**EXERCISE GOAL:** Pull every "forma" line out of the data below.
------------------------------------
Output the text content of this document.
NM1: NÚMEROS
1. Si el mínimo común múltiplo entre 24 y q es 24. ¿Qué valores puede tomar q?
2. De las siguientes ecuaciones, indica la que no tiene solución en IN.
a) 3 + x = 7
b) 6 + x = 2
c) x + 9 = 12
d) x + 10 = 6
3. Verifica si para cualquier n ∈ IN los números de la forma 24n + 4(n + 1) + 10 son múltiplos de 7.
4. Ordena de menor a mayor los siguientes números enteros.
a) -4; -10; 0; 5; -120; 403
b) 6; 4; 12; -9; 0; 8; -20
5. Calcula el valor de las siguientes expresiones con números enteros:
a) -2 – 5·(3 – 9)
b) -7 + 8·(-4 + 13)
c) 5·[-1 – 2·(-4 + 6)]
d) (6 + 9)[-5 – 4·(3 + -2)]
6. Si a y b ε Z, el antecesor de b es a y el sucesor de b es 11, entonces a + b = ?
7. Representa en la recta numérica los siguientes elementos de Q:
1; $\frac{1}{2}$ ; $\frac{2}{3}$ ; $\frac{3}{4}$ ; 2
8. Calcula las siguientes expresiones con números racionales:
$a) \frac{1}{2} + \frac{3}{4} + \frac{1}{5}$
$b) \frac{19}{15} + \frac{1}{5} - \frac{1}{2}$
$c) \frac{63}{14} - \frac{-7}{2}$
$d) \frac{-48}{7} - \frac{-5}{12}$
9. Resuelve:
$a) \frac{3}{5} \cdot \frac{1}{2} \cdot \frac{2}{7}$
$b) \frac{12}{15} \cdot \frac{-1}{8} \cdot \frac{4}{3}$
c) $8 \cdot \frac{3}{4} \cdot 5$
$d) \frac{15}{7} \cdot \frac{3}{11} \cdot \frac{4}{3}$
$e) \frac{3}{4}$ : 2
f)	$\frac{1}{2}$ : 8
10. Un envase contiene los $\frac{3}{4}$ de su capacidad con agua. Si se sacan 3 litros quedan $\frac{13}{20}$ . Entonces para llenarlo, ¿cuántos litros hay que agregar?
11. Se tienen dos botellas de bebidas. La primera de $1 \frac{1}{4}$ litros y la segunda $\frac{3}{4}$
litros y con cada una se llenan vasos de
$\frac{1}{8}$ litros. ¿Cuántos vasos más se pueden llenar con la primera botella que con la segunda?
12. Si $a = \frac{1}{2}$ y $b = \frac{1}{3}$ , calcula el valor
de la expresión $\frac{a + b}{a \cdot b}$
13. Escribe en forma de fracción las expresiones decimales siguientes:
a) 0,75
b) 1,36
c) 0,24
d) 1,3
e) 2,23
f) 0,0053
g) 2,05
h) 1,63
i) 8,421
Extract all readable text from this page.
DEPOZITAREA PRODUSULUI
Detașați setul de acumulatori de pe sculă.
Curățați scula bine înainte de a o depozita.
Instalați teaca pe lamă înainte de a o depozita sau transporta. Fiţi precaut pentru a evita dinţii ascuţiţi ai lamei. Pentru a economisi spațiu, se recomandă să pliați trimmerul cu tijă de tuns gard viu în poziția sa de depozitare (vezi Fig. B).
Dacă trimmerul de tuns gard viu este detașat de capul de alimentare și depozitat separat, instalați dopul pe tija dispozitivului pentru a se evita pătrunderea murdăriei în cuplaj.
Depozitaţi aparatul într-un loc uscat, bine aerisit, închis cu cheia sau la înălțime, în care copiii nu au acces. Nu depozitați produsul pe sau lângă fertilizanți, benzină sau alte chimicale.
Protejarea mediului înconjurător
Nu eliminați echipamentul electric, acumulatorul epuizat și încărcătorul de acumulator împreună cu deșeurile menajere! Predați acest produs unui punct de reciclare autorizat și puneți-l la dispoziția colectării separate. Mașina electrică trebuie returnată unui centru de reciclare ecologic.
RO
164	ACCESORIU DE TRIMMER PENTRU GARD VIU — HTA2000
------------------------------------
**REPLY:**
3. Verifica si para cualquier n ∈ IN los números de la forma 24n + 4(n + 1) + 10 son múltiplos de 7.
13. Escribe en forma de fracción las expresiones decimales siguientes:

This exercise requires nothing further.